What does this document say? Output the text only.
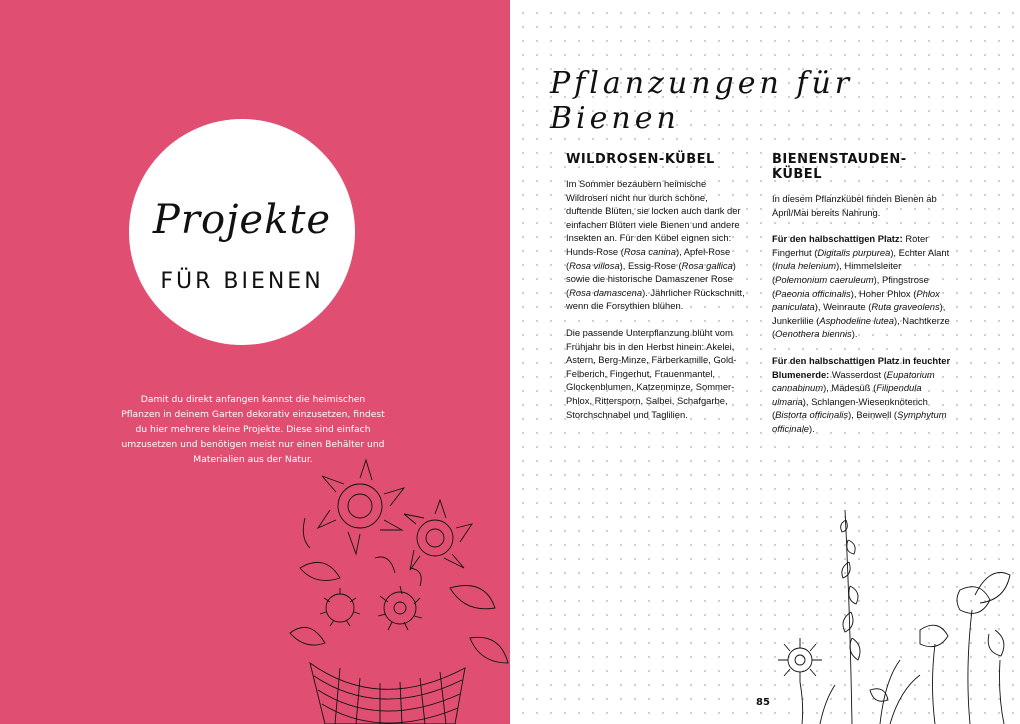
Projekte
FÜR BIENEN

Damit du direkt anfangen kannst die heimischen Pflanzen in deinem Garten dekorativ einzusetzen, findest du hier mehrere kleine Projekte. Diese sind einfach umzusetzen und benötigen meist nur einen Behälter und Materialien aus der Natur.

Pflanzungen für Bienen
WILDROSEN-KÜBEL

Im Sommer bezaubern heimische Wildrosen nicht nur durch schöne, duftende Blüten, sie locken auch dank der einfachen Blüten viele Bienen und andere Insekten an. Für den Kübel eignen sich: Hunds-Rose (Rosa canina), Apfel-Rose (Rosa villosa), Essig-Rose (Rosa gallica) sowie die historische Damaszener Rose (Rosa damascena). Jährlicher Rückschnitt, wenn die Forsythien blühen.

Die passende Unterpflanzung blüht vom Frühjahr bis in den Herbst hinein: Akelei, Astern, Berg-Minze, Färberkamille, Gold-Felberich, Fingerhut, Frauenmantel, Glockenblumen, Katzenminze, Sommer-Phlox, Rittersporn, Salbei, Schafgarbe, Storchschnabel und Taglilien.

BIENENSTAUDEN-KÜBEL

In diesem Pflanzkübel finden Bienen ab April/Mai bereits Nahrung.

Für den halbschattigen Platz: Roter Fingerhut (Digitalis purpurea), Echter Alant (Inula helenium), Himmelsleiter (Polemonium caeruleum), Pfingstrose (Paeonia officinalis), Hoher Phlox (Phlox paniculata), Weinraute (Ruta graveolens), Junkerlilie (Asphodeline lutea), Nachtkerze (Oenothera biennis).

Für den halbschattigen Platz in feuchter Blumenerde: Wasserdost (Eupatorium cannabinum), Mädesüß (Filipendula ulmaria), Schlangen-Wiesenknöterich (Bistorta officinalis), Beinwell (Symphytum officinale).

85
· · · ·
== WHAT THIS TASK INVOLVES ==
Do not include the images; transcribe the rest of the listing exactly.

== THE OUTPUT ==
What does this document say? Output the text only.
Projekte
FÜR BIENEN

Damit du direkt anfangen kannst die heimischen Pflanzen in deinem Garten dekorativ einzusetzen, findest du hier mehrere kleine Projekte. Diese sind einfach umzusetzen und benötigen meist nur einen Behälter und Materialien aus der Natur.

Pflanzungen für Bienen
WILDROSEN-KÜBEL

Im Sommer bezaubern heimische Wildrosen nicht nur durch schöne, duftende Blüten, sie locken auch dank der einfachen Blüten viele Bienen und andere Insekten an. Für den Kübel eignen sich: Hunds-Rose (Rosa canina), Apfel-Rose (Rosa villosa), Essig-Rose (Rosa gallica) sowie die historische Damaszener Rose (Rosa damascena). Jährlicher Rückschnitt, wenn die Forsythien blühen.

Die passende Unterpflanzung blüht vom Frühjahr bis in den Herbst hinein: Akelei, Astern, Berg-Minze, Färberkamille, Gold-Felberich, Fingerhut, Frauenmantel, Glockenblumen, Katzenminze, Sommer-Phlox, Rittersporn, Salbei, Schafgarbe, Storchschnabel und Taglilien.

BIENENSTAUDEN-KÜBEL

In diesem Pflanzkübel finden Bienen ab April/Mai bereits Nahrung.

Für den halbschattigen Platz: Roter Fingerhut (Digitalis purpurea), Echter Alant (Inula helenium), Himmelsleiter (Polemonium caeruleum), Pfingstrose (Paeonia officinalis), Hoher Phlox (Phlox paniculata), Weinraute (Ruta graveolens), Junkerlilie (Asphodeline lutea), Nachtkerze (Oenothera biennis).

Für den halbschattigen Platz in feuchter Blumenerde: Wasserdost (Eupatorium cannabinum), Mädesüß (Filipendula ulmaria), Schlangen-Wiesenknöterich (Bistorta officinalis), Beinwell (Symphytum officinale).

85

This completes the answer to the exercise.